Locate each line of the material that contains "define", then return it.
□ □ □ □ □
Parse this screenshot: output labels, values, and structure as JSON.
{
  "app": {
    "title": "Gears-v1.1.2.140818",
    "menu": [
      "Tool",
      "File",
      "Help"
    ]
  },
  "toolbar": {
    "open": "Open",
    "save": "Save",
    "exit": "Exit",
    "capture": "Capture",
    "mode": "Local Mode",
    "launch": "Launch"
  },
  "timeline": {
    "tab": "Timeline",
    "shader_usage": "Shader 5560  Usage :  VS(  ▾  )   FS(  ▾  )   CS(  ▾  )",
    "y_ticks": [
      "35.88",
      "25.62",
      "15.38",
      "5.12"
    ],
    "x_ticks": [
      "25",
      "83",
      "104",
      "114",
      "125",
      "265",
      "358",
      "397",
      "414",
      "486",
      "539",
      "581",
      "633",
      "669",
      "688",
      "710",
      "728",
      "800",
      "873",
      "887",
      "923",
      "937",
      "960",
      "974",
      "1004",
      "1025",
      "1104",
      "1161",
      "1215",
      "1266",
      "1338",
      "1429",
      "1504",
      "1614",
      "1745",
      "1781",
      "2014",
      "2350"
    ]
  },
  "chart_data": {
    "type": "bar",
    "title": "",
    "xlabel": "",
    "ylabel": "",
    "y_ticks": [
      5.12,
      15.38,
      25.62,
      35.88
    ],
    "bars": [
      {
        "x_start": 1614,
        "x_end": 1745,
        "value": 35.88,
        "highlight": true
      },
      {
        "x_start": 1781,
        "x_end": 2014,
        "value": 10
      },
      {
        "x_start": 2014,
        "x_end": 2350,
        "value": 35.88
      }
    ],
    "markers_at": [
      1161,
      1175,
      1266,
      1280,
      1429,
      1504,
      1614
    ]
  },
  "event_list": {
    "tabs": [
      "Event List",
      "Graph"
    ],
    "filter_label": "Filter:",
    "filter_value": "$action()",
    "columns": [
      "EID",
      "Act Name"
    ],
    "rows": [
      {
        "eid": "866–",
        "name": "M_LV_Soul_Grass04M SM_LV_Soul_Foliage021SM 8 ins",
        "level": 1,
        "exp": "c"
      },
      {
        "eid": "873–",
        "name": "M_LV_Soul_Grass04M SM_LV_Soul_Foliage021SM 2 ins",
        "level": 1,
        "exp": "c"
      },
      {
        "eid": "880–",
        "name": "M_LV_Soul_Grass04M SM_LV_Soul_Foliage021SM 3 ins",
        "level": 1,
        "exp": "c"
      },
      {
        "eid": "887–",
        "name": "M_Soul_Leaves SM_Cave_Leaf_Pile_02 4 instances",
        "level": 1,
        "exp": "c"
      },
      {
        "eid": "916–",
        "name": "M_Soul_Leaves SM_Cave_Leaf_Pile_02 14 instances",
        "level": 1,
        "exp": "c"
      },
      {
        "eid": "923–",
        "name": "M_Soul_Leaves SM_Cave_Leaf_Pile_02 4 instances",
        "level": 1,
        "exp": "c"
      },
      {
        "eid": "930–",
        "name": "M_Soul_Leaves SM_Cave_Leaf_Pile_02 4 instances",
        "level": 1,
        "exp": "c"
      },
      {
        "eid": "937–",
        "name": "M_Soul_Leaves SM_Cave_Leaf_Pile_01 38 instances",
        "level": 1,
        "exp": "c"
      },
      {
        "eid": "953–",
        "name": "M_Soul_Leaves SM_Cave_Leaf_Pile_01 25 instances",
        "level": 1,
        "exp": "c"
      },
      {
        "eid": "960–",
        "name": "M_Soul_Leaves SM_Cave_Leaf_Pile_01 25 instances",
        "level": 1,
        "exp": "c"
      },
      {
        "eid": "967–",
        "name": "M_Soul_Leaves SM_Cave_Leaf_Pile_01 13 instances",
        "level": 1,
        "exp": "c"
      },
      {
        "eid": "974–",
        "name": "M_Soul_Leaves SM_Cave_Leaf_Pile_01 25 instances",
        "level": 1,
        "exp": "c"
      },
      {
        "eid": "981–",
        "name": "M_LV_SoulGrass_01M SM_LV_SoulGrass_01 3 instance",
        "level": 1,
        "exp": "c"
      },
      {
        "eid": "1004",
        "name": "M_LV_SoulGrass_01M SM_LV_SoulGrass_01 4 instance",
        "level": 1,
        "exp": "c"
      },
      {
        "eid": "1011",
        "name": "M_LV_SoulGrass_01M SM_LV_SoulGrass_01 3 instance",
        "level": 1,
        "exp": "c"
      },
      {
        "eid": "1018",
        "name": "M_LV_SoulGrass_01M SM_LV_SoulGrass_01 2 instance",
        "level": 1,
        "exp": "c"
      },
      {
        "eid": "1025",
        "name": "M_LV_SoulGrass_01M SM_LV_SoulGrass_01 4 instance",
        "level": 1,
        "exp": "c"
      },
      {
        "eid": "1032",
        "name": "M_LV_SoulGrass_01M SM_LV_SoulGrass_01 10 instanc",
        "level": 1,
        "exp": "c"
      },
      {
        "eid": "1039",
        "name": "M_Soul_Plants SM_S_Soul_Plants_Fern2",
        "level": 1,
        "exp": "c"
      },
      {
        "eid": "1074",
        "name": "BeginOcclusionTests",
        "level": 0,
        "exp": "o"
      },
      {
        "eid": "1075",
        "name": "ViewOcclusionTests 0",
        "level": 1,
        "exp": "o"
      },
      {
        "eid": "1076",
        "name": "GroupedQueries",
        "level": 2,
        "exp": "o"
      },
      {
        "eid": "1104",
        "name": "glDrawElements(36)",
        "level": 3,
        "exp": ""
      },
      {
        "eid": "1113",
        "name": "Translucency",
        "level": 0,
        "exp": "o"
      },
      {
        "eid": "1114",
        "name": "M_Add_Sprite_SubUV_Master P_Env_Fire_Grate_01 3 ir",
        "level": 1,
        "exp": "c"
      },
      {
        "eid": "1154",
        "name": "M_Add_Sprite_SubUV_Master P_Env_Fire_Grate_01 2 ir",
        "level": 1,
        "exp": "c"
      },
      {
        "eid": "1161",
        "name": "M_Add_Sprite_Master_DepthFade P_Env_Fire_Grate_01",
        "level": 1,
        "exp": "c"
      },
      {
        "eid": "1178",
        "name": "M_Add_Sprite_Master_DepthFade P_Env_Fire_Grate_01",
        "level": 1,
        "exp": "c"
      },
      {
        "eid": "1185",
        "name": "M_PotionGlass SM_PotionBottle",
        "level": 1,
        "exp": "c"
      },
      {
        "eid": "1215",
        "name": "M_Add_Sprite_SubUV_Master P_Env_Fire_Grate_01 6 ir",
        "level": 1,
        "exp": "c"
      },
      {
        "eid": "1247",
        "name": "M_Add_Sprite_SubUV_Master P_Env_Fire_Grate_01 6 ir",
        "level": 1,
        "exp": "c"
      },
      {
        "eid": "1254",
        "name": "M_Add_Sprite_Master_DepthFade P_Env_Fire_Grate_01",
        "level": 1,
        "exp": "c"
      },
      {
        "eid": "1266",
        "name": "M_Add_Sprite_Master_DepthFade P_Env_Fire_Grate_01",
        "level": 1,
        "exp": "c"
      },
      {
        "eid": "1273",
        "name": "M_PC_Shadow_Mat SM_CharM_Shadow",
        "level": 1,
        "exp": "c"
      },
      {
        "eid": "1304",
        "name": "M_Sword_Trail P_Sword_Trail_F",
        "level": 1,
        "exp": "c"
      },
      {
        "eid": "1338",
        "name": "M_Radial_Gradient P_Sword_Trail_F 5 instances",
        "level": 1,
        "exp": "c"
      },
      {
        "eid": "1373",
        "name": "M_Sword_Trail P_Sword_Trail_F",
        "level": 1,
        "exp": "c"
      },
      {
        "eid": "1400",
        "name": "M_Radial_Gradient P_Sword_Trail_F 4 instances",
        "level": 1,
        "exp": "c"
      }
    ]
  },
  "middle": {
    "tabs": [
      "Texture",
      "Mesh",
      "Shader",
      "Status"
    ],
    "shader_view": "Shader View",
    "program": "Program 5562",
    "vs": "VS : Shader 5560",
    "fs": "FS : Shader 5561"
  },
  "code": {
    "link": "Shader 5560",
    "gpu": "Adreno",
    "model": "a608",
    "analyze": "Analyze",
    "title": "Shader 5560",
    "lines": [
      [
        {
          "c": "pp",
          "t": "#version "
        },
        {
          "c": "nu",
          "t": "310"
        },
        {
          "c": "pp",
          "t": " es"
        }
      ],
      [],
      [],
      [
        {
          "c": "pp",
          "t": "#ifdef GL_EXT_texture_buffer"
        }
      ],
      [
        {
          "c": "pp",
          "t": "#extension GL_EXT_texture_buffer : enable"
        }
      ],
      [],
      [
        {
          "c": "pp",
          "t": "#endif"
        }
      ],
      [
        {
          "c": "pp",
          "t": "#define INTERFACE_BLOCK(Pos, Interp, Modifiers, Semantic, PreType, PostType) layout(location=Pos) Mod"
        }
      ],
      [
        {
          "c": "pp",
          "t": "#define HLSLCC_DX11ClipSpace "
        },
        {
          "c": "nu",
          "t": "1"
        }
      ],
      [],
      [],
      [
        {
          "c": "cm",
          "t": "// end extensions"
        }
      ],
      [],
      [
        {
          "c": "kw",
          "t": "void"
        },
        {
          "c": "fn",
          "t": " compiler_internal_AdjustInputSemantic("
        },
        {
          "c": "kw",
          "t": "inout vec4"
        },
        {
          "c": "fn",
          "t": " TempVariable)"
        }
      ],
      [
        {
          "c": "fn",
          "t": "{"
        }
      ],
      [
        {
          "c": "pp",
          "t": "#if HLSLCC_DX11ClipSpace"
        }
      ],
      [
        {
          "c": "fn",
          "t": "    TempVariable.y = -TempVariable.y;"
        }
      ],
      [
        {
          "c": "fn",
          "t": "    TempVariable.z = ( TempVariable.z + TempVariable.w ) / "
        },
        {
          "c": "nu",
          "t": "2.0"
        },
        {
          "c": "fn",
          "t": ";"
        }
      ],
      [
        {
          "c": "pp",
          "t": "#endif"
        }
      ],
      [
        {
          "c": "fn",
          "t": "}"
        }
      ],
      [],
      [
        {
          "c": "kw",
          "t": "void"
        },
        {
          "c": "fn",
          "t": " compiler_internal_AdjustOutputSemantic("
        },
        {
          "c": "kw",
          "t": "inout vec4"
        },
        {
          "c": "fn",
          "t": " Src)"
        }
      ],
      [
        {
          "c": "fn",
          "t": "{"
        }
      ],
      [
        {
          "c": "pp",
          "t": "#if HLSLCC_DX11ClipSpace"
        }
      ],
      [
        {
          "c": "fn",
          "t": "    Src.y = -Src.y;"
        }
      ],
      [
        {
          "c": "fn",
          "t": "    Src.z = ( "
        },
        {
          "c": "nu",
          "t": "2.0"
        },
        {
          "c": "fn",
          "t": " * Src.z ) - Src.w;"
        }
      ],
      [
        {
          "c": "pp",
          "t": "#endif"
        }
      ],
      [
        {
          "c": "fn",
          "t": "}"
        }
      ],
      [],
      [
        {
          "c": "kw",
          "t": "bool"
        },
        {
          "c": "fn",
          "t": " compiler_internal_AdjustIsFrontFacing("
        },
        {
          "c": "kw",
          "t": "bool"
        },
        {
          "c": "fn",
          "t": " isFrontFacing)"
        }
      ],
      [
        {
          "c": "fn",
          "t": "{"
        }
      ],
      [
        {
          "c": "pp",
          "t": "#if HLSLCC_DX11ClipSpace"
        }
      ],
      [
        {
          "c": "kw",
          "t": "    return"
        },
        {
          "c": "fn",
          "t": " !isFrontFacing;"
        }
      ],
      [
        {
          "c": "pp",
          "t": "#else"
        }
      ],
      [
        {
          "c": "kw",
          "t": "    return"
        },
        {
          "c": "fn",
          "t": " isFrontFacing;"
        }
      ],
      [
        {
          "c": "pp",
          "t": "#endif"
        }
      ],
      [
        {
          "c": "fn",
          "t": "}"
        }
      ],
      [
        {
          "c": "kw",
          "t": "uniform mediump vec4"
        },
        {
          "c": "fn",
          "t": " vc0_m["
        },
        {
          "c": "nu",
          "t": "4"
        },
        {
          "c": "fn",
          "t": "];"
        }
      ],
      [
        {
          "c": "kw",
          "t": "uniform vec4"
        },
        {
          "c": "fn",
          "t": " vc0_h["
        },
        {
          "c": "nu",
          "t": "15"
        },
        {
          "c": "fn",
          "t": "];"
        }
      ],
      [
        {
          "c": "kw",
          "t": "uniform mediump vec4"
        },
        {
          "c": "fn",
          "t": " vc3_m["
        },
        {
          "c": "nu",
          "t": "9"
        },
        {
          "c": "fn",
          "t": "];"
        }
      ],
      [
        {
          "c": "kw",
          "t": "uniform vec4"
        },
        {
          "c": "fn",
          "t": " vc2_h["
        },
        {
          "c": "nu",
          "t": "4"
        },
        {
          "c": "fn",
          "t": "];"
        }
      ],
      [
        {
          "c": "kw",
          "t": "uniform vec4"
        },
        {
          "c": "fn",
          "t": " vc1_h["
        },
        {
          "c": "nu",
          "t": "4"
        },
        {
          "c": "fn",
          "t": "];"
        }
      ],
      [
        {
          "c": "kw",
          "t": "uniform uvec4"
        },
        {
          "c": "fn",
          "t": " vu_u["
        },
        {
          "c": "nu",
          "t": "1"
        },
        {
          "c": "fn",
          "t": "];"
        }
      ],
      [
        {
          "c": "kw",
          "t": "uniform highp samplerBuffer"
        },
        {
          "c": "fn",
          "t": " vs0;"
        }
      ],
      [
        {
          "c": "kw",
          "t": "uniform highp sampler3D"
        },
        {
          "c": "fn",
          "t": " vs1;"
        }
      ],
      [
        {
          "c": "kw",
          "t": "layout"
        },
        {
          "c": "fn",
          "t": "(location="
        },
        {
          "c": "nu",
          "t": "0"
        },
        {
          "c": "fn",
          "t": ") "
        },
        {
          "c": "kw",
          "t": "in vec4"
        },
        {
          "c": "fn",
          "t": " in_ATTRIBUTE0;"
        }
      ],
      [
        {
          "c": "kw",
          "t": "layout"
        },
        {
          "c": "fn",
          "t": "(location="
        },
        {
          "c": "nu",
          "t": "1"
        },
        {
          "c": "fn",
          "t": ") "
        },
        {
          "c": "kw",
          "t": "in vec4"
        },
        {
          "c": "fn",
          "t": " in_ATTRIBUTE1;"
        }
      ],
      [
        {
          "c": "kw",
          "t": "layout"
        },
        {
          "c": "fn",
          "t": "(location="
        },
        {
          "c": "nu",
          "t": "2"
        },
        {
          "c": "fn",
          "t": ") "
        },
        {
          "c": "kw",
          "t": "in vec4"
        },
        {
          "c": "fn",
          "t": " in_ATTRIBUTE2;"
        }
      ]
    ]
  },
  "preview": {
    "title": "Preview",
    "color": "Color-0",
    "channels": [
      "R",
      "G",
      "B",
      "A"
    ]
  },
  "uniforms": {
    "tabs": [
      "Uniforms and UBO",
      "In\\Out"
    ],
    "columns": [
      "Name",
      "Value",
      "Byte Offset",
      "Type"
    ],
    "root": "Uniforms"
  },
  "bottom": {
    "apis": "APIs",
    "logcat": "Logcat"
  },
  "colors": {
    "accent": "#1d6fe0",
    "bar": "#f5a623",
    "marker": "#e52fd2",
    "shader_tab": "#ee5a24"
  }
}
□ □ □ □ □
◆ Final result:
          "t": "#define INTERFACE_BLOCK(Pos, Interp, Modifiers, Semantic, PreType, PostType) layout(location=Pos) Mod"
          "t": "#define HLSLCC_DX11ClipSpace "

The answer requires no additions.